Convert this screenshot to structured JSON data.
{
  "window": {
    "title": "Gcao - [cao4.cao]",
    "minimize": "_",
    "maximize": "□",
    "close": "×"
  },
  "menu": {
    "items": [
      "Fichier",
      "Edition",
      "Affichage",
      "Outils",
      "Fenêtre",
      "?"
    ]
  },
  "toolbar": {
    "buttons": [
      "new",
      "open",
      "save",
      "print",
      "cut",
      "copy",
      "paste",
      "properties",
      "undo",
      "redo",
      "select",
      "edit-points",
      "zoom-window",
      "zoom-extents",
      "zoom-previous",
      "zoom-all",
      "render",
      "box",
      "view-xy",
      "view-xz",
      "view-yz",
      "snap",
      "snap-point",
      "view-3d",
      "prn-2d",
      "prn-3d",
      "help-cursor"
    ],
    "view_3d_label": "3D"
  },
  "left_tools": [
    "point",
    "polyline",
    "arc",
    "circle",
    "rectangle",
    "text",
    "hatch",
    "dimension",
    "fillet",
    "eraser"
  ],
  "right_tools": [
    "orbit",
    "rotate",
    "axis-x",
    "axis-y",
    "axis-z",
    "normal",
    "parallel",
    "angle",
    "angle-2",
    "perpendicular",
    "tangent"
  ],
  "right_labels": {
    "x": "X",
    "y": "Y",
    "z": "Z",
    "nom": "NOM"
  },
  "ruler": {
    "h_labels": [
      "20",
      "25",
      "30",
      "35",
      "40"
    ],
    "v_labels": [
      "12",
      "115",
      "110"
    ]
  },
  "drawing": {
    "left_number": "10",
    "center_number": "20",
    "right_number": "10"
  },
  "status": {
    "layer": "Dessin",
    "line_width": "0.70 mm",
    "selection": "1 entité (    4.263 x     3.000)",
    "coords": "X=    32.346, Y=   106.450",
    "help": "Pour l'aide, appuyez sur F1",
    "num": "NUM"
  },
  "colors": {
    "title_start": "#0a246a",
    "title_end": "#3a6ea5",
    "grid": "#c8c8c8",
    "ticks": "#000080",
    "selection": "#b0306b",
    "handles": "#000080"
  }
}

§ **WHAT TO DO**
Determine the number of lines in the entries above where the string "selection" appears. Answer with the number alone.

§ **EXERCISE SOLUTION**
2